-- Begin --
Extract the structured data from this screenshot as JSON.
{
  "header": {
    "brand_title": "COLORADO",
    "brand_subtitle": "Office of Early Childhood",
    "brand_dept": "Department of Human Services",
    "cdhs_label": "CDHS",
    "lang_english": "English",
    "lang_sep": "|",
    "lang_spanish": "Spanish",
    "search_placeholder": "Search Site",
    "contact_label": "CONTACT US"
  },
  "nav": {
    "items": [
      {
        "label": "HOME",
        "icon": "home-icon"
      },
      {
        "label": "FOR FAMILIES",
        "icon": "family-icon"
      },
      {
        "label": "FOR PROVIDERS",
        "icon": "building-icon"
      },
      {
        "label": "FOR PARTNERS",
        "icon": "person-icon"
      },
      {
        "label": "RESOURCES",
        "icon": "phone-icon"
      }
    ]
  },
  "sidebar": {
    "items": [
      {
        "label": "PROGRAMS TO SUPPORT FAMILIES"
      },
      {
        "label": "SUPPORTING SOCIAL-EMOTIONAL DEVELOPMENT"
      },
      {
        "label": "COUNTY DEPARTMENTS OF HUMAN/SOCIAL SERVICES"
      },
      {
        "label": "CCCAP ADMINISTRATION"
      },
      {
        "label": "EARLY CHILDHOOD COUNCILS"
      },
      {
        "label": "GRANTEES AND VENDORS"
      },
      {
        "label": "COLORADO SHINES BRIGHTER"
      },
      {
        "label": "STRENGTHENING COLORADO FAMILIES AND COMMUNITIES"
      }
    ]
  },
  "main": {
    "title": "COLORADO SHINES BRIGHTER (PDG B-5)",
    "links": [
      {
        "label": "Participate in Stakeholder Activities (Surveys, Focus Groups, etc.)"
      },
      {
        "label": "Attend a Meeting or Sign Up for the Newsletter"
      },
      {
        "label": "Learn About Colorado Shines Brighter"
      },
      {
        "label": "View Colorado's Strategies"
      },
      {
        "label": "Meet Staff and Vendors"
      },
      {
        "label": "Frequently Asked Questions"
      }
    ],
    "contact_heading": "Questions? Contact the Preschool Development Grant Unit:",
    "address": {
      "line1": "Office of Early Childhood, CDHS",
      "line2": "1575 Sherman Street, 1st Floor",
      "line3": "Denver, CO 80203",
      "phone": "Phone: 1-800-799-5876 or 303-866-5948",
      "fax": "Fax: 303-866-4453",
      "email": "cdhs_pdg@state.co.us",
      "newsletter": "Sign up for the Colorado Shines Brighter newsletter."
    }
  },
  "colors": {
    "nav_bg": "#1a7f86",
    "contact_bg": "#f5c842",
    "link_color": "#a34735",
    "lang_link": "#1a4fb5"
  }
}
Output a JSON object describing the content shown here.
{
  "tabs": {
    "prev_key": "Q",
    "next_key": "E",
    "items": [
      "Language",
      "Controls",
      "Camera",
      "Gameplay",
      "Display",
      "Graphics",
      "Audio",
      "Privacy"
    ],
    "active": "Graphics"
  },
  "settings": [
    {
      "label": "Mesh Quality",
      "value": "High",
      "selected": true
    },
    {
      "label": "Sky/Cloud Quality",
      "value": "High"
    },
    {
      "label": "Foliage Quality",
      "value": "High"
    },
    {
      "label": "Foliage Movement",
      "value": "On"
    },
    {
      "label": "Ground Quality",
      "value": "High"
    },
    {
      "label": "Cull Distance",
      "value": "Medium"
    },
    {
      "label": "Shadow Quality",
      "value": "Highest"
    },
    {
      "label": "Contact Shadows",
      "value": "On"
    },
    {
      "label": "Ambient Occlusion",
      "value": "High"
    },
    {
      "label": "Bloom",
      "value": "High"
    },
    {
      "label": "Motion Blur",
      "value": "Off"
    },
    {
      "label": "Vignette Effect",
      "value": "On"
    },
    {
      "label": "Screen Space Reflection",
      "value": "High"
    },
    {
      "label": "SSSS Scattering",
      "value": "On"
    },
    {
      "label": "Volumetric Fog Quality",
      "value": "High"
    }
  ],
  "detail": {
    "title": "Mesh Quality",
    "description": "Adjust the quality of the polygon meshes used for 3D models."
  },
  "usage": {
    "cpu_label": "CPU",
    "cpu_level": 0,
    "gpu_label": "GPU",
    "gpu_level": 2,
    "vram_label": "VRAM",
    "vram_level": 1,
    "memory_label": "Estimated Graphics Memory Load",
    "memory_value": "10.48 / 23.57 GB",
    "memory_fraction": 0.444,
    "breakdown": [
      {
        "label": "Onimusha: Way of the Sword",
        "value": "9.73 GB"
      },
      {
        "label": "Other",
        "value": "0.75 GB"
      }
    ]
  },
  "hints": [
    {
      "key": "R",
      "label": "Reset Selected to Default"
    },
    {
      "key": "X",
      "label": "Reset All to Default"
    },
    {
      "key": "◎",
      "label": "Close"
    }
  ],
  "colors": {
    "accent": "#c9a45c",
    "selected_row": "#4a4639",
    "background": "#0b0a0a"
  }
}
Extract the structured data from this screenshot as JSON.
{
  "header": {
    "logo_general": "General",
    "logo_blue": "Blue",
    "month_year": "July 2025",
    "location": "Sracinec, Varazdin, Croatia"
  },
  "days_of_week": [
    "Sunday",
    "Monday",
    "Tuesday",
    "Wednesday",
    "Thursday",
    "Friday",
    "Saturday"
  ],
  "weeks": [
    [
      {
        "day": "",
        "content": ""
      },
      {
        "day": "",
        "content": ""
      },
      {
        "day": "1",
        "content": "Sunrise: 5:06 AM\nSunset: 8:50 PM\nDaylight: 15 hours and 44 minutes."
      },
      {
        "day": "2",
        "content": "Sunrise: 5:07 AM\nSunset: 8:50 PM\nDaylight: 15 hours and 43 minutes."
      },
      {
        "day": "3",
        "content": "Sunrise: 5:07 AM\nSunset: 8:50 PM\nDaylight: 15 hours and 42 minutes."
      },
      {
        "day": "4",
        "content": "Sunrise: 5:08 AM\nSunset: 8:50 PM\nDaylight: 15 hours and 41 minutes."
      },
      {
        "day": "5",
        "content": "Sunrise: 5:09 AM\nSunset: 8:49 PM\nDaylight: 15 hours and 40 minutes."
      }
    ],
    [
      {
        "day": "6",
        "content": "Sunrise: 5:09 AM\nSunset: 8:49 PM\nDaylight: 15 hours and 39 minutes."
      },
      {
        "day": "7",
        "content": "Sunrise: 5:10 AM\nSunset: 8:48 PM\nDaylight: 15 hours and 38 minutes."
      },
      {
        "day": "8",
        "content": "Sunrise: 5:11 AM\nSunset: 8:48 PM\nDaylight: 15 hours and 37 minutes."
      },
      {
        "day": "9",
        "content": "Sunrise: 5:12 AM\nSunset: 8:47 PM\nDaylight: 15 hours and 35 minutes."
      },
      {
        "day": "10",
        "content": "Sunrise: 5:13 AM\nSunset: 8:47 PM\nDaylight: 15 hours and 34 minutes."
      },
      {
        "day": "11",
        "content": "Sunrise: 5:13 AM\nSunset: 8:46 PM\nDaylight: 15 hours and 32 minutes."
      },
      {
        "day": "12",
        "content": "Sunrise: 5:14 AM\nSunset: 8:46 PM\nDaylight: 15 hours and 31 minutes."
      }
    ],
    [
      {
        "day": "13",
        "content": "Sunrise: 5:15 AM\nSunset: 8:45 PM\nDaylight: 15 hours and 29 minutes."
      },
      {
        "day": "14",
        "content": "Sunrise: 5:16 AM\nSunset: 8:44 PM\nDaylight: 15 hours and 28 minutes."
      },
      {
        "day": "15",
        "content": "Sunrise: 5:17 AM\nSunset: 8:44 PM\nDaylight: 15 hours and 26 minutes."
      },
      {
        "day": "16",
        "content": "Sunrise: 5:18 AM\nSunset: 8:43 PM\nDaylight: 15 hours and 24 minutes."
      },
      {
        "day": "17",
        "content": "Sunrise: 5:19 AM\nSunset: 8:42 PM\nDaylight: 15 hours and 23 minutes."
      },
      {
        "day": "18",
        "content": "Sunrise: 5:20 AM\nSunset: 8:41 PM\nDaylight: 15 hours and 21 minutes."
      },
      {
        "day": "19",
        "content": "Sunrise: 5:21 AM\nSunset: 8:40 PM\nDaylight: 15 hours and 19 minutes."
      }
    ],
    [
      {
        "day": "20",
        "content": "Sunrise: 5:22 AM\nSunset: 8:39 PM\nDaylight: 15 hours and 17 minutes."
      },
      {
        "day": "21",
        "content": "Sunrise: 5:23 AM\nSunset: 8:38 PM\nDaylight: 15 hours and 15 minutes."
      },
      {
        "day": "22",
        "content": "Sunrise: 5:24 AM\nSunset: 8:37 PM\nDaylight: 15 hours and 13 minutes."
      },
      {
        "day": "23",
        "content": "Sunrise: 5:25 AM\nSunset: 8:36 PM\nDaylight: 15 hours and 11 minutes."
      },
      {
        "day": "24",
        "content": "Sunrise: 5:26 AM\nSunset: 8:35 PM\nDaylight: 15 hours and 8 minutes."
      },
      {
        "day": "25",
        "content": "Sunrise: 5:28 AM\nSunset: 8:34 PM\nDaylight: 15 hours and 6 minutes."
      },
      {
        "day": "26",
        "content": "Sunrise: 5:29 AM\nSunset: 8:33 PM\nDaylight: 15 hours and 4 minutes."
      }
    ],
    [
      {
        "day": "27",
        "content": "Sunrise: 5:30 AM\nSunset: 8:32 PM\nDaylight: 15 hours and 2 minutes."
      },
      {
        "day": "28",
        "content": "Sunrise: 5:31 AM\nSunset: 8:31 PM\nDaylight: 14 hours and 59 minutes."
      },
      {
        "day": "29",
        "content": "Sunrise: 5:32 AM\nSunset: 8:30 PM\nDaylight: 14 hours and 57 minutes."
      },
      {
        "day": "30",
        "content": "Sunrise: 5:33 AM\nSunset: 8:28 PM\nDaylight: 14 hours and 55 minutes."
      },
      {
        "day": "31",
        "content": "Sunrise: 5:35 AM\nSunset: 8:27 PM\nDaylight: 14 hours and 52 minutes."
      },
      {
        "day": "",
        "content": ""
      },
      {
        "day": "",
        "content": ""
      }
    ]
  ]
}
-- End --
- [Required task]: From the entries above, pull out each line that includes "FAMILIES".

- [Reply to the task]:
        "label": "FOR FAMILIES",
        "label": "PROGRAMS TO SUPPORT FAMILIES"
        "label": "STRENGTHENING COLORADO FAMILIES AND COMMUNITIES"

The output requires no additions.